### WRITTEN EXERCISE
Read through the entries below and return each line with the word "this".

# # # # # # #

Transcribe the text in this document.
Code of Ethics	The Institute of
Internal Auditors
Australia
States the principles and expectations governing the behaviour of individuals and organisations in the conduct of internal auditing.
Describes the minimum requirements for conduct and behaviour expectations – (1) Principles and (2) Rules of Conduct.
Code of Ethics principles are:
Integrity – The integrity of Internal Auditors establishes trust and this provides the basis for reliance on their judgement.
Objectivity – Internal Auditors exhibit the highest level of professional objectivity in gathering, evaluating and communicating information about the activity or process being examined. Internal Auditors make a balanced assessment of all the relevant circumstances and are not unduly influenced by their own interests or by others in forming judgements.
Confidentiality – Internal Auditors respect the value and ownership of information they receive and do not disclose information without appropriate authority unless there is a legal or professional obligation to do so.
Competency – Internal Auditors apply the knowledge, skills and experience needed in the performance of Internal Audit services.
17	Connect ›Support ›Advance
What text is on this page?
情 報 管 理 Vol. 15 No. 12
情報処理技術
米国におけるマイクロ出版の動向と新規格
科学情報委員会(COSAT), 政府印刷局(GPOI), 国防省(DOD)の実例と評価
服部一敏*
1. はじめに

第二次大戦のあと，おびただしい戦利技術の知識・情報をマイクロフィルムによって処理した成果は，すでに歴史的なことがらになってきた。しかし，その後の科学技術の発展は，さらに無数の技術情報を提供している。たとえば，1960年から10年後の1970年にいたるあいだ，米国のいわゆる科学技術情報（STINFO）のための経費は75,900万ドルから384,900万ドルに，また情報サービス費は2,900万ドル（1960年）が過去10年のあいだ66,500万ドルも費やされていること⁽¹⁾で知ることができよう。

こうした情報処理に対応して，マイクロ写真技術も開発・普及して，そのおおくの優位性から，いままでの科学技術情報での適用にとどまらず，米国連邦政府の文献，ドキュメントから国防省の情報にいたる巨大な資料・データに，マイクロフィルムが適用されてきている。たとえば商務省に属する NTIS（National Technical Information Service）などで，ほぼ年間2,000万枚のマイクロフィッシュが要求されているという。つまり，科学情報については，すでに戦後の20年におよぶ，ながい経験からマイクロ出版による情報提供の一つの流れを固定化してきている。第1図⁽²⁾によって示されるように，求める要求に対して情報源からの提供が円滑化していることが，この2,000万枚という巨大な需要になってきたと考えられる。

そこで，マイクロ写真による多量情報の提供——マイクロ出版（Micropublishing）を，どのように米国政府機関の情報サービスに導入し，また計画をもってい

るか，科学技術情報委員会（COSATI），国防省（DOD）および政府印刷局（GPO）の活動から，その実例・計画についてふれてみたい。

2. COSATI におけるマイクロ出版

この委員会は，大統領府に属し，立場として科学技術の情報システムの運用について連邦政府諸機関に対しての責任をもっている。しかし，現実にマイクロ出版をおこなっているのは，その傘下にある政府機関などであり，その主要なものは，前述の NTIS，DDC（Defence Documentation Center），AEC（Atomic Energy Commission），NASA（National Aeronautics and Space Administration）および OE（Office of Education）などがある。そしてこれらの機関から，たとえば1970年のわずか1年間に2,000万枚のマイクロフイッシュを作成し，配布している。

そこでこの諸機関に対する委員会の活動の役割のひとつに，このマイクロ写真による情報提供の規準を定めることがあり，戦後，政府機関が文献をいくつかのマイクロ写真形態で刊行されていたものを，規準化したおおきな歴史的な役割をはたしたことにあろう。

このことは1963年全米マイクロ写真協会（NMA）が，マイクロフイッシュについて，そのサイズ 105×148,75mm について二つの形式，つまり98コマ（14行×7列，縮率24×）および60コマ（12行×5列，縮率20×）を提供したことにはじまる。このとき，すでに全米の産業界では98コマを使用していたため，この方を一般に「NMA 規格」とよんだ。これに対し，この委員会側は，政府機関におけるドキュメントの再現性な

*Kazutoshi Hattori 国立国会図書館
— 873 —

# # # # # # #

### CORRECT RESPONSE
Transcribe the text in this document.
Integrity – The integrity of Internal Auditors establishes trust and this provides the basis for reliance on their judgement.
What text is on this page?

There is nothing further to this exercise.